═════ Excerpted passage ═════

Photo Credit: Paolo Monti from BEIC Library

Best Practices From the Past: Zeno of Citium

Life lessons we can learn from the founder of Stoicism: Zeno of Citium.

Welcome to the first post on a segment called Best Practices From the Past. This segment aims to learn about historical figures and see if we can apply their best practices to our lives.

Stoicism is an Ancient Greek philosophy that has become popularized over the years in large part of social media and podcasts. I was first exposed to it through reading Ryan Holiday’s book “the obstacle is the way” (yes we are big fans of Ryan Holiday on the site.). However, now several successful people ranging from famous athletes to top military leaders talk about it so I have been reading a lot about it for the past couple of months.

 Now more than ever Stoicism is important because it is essentially a philosophy to accept what is and to focus only on the things within your control. The founder of Stoicism was a man named Zeno. 


Who is Zeno of Citium?

Zeno was pretty bad*ss. He was a merchant living in modern-day Lebanon that sold purple dye across the Mediterranean. This was not any ordinary purple dye as it was extracted by slaves from the blood of sea snails and dried outside for a long time. Imagine dissecting thousands of decaying shellfish by hand in the hot sun just for a couple of grams of this precious dye. Royalties from across the Mediterranean paid a pretty penny for this dye because it was a sign of wealth and high status and Zeno was probably making a good living himself from this valuable family business.

═════ Supplied data ═════

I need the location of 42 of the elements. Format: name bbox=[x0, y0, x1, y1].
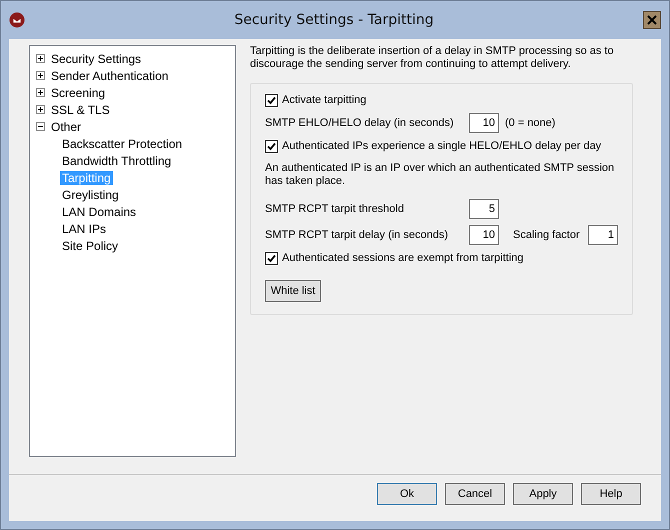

═════

== Given task A ==
In the post on Zeno of Citium, what did Zeno sell across the Mediterranean as a merchant?
== Given task B ==
Transcribe the part of the post on Zeno of Citium starting with "Photo Credit: Paolo" and going on through "Zeno of Citium.".

== Correct response A ==
Purple dye.

== Correct response B ==
Photo Credit: Paolo Monti from BEIC Library

Best Practices From the Past: Zeno of Citium

Life lessons we can learn from the founder of Stoicism: Zeno of Citium.